* [Required work]: In the copy, include every entry exactly but none of the images.

Excerpts from a transcription dataset
--------------------
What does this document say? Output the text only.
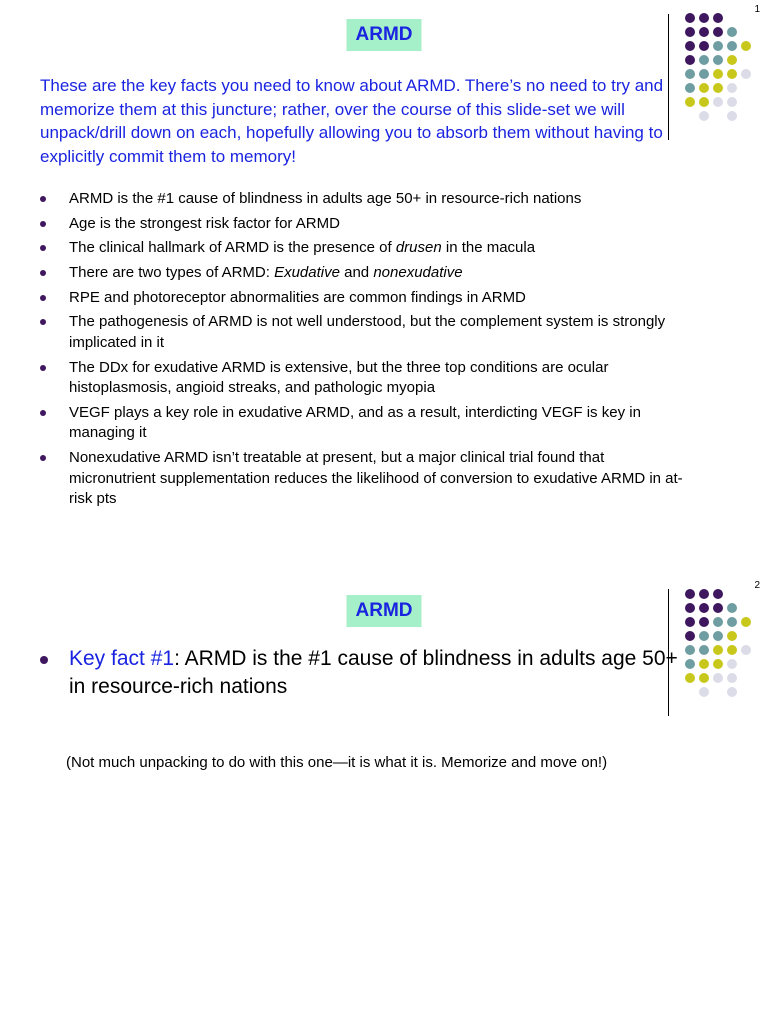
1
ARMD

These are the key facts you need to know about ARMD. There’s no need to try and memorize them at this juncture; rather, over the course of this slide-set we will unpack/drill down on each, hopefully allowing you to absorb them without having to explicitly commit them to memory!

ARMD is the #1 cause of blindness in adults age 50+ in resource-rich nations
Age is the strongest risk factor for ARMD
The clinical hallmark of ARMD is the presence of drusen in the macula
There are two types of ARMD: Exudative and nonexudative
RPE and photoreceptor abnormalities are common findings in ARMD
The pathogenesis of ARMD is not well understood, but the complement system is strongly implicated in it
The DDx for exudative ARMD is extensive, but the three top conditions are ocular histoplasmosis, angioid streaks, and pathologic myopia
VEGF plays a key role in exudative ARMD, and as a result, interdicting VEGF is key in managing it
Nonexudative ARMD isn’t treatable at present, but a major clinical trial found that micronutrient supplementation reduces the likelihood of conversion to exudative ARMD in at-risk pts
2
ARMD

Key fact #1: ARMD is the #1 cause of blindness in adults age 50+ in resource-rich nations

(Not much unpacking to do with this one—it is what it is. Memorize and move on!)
--------------------
* [Response to this exercise]:
What does this document say? Output the text only.
1
ARMD

These are the key facts you need to know about ARMD. There’s no need to try and memorize them at this juncture; rather, over the course of this slide-set we will unpack/drill down on each, hopefully allowing you to absorb them without having to explicitly commit them to memory!

ARMD is the #1 cause of blindness in adults age 50+ in resource-rich nations
Age is the strongest risk factor for ARMD
The clinical hallmark of ARMD is the presence of drusen in the macula
There are two types of ARMD: Exudative and nonexudative
RPE and photoreceptor abnormalities are common findings in ARMD
The pathogenesis of ARMD is not well understood, but the complement system is strongly implicated in it
The DDx for exudative ARMD is extensive, but the three top conditions are ocular histoplasmosis, angioid streaks, and pathologic myopia
VEGF plays a key role in exudative ARMD, and as a result, interdicting VEGF is key in managing it
Nonexudative ARMD isn’t treatable at present, but a major clinical trial found that micronutrient supplementation reduces the likelihood of conversion to exudative ARMD in at-risk pts
2
ARMD

Key fact #1: ARMD is the #1 cause of blindness in adults age 50+ in resource-rich nations

(Not much unpacking to do with this one—it is what it is. Memorize and move on!)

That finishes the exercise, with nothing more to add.